§ EXERCISE:
Pull every line holding the string "described" from the records below.

§ GIVEN INFORMATION:
☆ ☆ ☆ ☆
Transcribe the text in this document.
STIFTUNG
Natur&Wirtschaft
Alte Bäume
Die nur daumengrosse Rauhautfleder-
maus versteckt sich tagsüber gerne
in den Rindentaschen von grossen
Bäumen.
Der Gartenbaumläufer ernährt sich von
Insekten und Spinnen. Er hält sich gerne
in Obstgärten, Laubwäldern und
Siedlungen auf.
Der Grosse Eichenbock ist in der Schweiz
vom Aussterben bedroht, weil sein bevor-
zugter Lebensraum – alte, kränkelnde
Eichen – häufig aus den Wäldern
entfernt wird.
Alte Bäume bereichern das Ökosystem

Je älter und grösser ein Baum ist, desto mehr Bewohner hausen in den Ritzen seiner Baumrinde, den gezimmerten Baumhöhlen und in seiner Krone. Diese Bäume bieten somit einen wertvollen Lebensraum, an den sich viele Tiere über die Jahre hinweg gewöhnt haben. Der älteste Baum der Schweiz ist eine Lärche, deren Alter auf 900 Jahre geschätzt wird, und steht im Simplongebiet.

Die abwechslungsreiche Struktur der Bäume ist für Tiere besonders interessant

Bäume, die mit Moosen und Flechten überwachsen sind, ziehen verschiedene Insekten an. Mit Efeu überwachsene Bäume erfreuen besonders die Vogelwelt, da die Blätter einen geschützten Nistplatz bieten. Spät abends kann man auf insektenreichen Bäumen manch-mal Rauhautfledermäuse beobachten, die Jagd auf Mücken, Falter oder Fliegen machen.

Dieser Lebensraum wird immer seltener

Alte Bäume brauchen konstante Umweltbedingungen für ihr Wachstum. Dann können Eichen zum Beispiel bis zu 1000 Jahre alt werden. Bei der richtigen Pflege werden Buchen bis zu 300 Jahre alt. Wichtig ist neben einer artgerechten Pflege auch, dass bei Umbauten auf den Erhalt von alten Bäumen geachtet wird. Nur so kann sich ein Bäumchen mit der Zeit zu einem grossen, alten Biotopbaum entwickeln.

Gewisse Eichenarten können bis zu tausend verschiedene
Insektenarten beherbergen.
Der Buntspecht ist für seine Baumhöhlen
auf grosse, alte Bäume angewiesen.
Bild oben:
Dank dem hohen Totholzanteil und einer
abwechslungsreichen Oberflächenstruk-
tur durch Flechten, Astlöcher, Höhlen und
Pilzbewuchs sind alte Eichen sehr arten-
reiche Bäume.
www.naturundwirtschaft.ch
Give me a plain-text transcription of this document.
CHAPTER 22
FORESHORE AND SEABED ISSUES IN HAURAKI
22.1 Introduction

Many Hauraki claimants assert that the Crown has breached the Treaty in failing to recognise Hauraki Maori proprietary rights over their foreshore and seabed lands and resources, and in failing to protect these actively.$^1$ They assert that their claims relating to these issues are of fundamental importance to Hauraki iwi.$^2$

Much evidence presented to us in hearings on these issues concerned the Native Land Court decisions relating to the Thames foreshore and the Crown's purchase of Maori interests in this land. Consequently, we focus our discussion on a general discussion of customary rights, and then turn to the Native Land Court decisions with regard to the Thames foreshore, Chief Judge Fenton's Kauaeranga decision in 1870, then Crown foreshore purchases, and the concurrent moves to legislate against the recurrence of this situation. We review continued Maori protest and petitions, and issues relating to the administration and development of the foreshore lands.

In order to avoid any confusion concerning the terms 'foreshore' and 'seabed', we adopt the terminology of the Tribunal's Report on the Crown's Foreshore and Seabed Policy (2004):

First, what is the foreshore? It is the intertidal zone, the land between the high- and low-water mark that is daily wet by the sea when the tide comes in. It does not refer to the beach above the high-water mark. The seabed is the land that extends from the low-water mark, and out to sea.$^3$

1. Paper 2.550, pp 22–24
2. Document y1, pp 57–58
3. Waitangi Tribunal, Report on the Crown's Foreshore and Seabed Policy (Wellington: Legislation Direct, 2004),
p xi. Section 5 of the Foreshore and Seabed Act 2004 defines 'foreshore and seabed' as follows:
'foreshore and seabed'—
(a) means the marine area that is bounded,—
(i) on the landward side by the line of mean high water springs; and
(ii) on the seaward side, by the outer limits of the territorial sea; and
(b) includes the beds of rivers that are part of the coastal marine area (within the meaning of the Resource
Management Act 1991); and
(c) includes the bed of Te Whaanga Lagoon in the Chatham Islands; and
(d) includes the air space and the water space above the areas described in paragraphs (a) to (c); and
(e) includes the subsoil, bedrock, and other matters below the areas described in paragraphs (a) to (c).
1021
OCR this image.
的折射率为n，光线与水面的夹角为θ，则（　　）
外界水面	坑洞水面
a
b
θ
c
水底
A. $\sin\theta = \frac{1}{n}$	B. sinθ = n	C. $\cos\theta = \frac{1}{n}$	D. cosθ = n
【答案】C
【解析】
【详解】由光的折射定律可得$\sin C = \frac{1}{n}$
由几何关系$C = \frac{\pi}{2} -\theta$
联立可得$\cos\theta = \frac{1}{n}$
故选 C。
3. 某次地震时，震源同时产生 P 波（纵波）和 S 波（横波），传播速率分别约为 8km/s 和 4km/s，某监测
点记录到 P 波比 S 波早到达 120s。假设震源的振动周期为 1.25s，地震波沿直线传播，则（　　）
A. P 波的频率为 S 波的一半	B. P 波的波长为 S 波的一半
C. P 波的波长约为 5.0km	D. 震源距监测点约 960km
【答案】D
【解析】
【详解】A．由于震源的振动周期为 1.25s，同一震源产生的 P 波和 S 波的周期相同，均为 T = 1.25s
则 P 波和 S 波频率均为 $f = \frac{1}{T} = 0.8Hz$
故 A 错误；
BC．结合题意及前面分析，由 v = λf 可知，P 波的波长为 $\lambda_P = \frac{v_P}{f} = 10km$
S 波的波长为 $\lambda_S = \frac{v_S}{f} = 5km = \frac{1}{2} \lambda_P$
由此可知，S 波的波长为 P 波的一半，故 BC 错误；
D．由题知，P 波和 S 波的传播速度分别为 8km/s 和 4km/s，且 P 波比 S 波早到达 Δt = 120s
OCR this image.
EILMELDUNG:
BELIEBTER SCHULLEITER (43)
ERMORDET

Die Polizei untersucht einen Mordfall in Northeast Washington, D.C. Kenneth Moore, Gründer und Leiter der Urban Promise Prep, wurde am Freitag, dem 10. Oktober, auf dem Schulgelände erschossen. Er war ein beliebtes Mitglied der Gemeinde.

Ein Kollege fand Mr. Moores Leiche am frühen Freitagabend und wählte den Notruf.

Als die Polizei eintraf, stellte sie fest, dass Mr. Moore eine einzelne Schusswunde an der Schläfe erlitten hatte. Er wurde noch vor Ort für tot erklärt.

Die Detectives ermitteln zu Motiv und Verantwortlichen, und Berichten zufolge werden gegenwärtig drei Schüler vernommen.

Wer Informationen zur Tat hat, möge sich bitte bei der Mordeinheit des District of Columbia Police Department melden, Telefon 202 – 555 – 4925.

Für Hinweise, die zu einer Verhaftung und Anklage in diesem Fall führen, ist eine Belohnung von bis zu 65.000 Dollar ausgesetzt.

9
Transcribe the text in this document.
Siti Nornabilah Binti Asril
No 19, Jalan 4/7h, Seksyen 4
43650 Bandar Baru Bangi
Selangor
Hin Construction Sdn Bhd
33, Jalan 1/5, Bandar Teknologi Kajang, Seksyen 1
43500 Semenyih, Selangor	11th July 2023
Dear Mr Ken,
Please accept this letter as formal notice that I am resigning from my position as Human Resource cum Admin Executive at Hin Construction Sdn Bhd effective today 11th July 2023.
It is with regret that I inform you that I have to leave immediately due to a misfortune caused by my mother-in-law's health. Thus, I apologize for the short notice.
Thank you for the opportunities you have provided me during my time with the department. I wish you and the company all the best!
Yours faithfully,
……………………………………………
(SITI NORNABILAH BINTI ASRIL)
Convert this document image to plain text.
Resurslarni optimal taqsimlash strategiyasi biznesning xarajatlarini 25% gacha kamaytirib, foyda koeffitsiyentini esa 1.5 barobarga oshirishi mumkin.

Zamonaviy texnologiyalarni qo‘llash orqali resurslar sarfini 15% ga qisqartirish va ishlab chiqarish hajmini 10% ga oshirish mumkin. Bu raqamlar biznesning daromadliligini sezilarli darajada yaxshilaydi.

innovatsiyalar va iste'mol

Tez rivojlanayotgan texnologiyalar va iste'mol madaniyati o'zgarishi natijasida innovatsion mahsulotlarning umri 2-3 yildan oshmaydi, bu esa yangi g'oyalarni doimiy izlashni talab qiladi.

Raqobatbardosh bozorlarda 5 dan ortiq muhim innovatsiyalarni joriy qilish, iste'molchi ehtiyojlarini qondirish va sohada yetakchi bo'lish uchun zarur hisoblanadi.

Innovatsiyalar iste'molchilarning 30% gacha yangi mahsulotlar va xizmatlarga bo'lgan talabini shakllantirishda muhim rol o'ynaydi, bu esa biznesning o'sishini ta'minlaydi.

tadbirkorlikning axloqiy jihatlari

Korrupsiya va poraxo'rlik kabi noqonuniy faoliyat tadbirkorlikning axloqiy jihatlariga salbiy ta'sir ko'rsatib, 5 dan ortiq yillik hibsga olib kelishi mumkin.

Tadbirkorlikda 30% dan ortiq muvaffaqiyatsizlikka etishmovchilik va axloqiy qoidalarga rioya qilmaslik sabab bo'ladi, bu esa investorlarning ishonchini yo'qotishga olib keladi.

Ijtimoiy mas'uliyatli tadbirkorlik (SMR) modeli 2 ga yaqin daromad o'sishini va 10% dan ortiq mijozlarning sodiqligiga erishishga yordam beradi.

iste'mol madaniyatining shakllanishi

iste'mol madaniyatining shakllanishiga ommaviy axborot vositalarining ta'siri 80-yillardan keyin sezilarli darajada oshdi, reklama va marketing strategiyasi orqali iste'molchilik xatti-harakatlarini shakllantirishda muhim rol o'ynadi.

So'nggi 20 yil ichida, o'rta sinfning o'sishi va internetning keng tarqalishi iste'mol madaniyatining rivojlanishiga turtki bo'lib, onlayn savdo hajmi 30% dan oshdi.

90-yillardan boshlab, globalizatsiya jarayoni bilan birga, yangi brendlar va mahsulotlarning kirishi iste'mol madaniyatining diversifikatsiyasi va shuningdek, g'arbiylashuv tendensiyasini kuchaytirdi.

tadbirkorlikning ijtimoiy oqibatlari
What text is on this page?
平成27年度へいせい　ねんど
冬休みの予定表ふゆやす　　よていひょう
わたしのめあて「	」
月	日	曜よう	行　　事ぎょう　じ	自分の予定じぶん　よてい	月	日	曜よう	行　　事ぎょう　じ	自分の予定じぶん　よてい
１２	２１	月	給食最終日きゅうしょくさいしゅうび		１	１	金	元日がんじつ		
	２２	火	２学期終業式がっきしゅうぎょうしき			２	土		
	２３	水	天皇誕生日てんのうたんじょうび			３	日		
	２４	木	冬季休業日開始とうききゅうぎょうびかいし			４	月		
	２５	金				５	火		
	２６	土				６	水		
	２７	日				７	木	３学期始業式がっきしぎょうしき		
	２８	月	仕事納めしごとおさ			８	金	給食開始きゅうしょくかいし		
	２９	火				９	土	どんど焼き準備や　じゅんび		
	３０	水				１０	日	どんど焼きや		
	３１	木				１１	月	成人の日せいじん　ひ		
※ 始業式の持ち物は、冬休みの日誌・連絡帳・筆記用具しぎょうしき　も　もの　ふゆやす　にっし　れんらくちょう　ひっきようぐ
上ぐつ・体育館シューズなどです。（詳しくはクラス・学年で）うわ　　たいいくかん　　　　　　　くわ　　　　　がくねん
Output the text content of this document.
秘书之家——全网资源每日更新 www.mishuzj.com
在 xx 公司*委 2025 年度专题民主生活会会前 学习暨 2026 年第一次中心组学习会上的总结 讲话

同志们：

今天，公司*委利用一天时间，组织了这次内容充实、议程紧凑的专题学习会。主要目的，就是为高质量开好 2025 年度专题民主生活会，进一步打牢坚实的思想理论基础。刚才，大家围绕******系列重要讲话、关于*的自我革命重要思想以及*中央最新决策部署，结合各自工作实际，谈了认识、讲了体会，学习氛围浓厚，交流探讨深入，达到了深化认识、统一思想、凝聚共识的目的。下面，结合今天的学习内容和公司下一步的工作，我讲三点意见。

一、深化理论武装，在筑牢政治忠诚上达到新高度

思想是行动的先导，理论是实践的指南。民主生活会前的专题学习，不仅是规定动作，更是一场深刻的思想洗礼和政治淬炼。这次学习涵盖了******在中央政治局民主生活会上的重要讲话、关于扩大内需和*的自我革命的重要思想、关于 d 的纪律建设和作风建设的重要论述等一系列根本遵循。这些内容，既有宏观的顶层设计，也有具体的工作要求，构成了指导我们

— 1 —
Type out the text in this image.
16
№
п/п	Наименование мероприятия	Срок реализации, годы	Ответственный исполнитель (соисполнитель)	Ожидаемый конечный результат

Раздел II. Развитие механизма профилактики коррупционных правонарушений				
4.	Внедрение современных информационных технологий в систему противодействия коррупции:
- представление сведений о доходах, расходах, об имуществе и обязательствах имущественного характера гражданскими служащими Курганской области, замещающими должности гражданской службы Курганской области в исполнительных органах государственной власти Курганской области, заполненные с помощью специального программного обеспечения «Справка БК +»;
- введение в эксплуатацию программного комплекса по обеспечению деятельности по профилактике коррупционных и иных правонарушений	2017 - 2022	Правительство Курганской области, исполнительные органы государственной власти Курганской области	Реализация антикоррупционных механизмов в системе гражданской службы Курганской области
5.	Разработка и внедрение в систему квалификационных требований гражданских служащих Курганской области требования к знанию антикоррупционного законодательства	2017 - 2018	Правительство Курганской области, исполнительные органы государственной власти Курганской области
☆ ☆ ☆ ☆
§ COMPLETE RESPONSE:
(d) includes the air space and the water space above the areas described in paragraphs (a) to (c); and
(e) includes the subsoil, bedrock, and other matters below the areas described in paragraphs (a) to (c).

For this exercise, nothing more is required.